> **REQUIREMENT**: With the pictures left out, reproduce exactly the lines running from the line with "Type out the text in this image." to the last line of the material below.

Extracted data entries
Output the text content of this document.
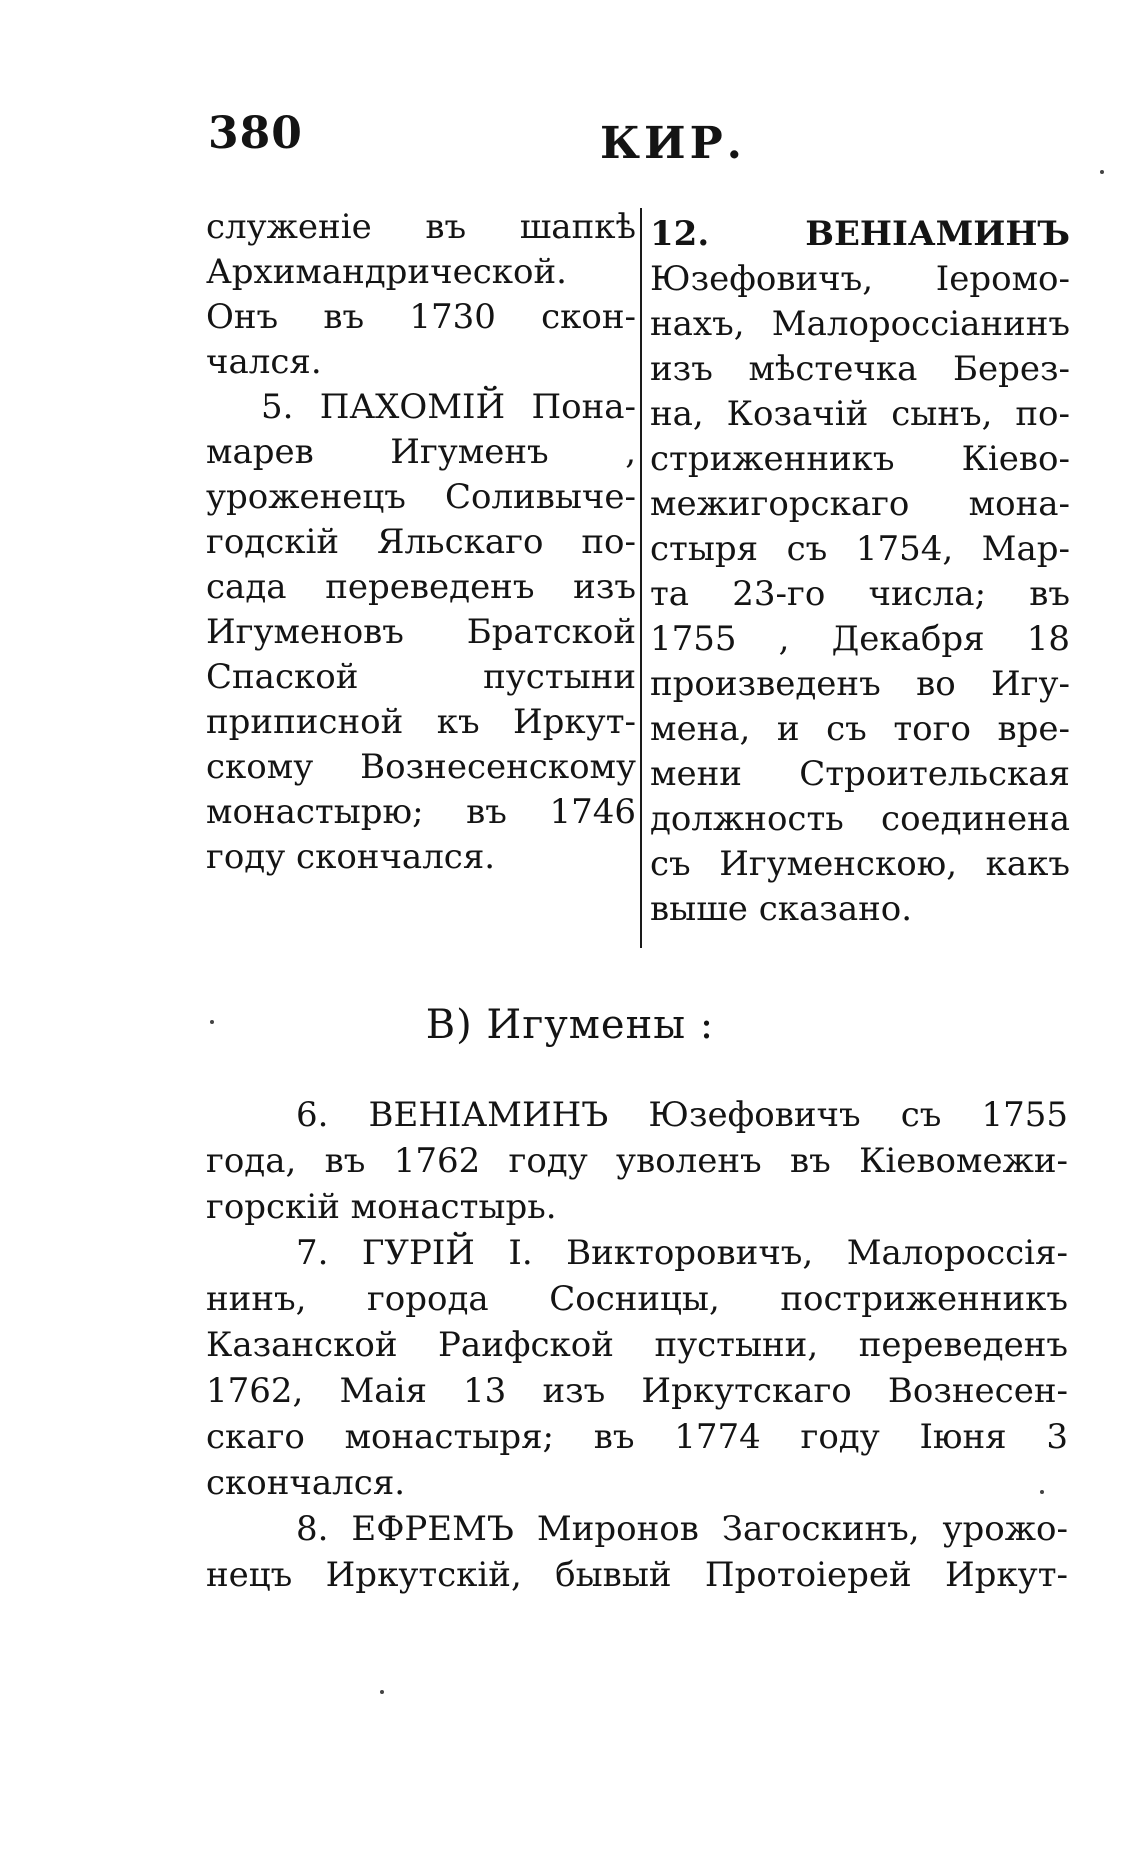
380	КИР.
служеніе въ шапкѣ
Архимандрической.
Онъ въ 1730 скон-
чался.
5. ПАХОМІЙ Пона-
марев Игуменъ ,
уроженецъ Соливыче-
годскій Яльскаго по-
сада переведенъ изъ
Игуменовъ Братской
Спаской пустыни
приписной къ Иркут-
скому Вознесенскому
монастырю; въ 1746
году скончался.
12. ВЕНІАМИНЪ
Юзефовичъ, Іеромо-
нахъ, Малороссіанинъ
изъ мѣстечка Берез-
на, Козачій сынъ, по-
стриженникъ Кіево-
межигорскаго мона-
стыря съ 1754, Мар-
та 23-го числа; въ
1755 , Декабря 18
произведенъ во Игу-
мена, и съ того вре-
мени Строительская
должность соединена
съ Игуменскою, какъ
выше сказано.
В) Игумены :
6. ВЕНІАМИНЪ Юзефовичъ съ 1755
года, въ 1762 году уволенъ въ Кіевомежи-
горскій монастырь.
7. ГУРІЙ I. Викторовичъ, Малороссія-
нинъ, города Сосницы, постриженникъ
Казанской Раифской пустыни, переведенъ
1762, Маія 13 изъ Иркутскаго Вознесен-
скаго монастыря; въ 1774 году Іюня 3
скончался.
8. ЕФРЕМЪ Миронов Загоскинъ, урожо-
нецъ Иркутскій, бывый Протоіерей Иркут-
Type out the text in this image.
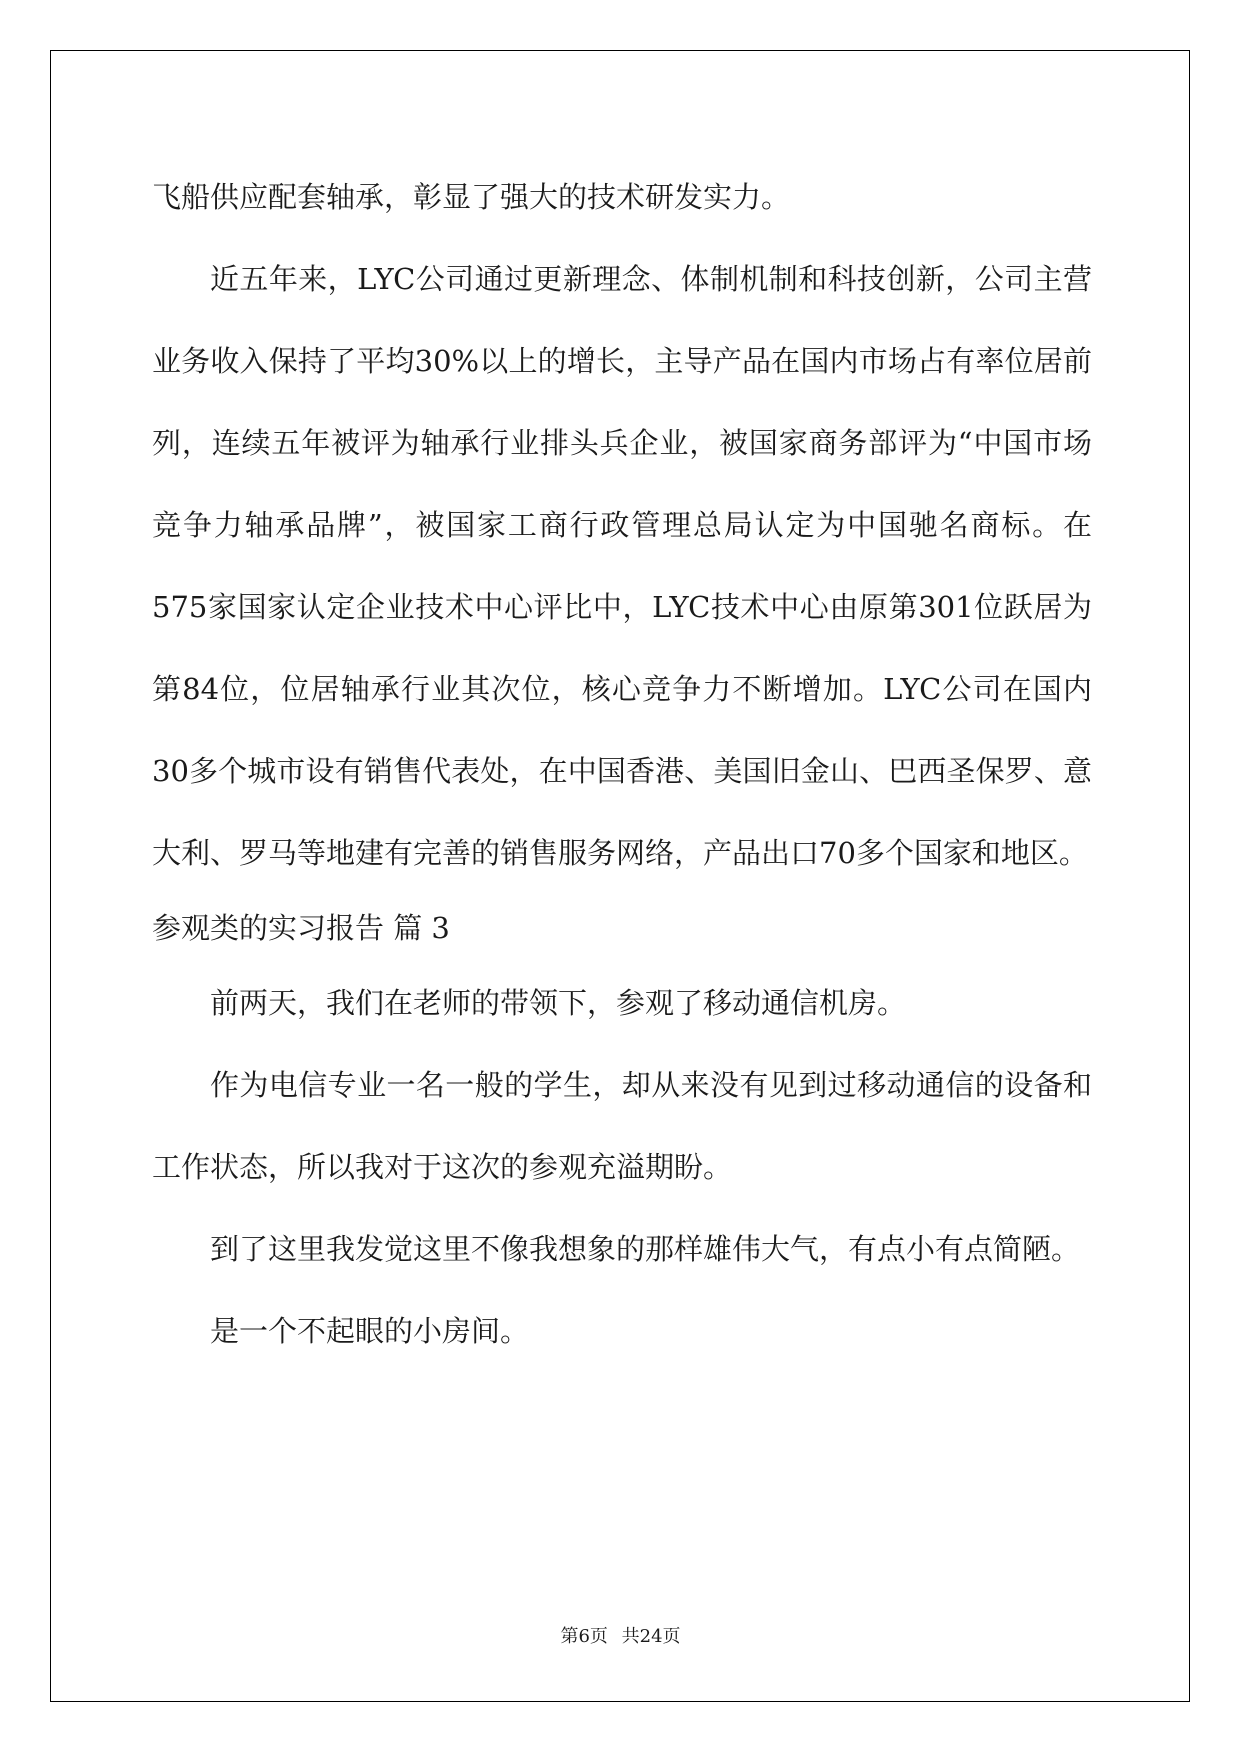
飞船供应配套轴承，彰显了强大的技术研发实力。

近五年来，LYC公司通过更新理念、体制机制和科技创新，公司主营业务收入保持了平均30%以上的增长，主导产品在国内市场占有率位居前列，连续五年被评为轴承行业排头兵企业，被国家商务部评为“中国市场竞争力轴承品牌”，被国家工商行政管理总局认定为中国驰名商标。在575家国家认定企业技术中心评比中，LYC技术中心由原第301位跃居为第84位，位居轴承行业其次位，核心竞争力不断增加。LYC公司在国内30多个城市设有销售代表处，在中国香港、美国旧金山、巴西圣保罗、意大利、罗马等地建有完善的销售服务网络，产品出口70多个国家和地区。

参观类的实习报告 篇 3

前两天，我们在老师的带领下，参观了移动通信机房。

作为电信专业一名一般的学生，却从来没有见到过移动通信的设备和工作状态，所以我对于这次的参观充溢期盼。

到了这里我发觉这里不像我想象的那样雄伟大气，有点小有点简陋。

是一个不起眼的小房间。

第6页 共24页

> **SOLUTION TO THIS TASK**:
Type out the text in this image.
飞船供应配套轴承，彰显了强大的技术研发实力。

近五年来，LYC公司通过更新理念、体制机制和科技创新，公司主营业务收入保持了平均30%以上的增长，主导产品在国内市场占有率位居前列，连续五年被评为轴承行业排头兵企业，被国家商务部评为“中国市场竞争力轴承品牌”，被国家工商行政管理总局认定为中国驰名商标。在575家国家认定企业技术中心评比中，LYC技术中心由原第301位跃居为第84位，位居轴承行业其次位，核心竞争力不断增加。LYC公司在国内30多个城市设有销售代表处，在中国香港、美国旧金山、巴西圣保罗、意大利、罗马等地建有完善的销售服务网络，产品出口70多个国家和地区。

参观类的实习报告 篇 3

前两天，我们在老师的带领下，参观了移动通信机房。

作为电信专业一名一般的学生，却从来没有见到过移动通信的设备和工作状态，所以我对于这次的参观充溢期盼。

到了这里我发觉这里不像我想象的那样雄伟大气，有点小有点简陋。

是一个不起眼的小房间。

第6页 共24页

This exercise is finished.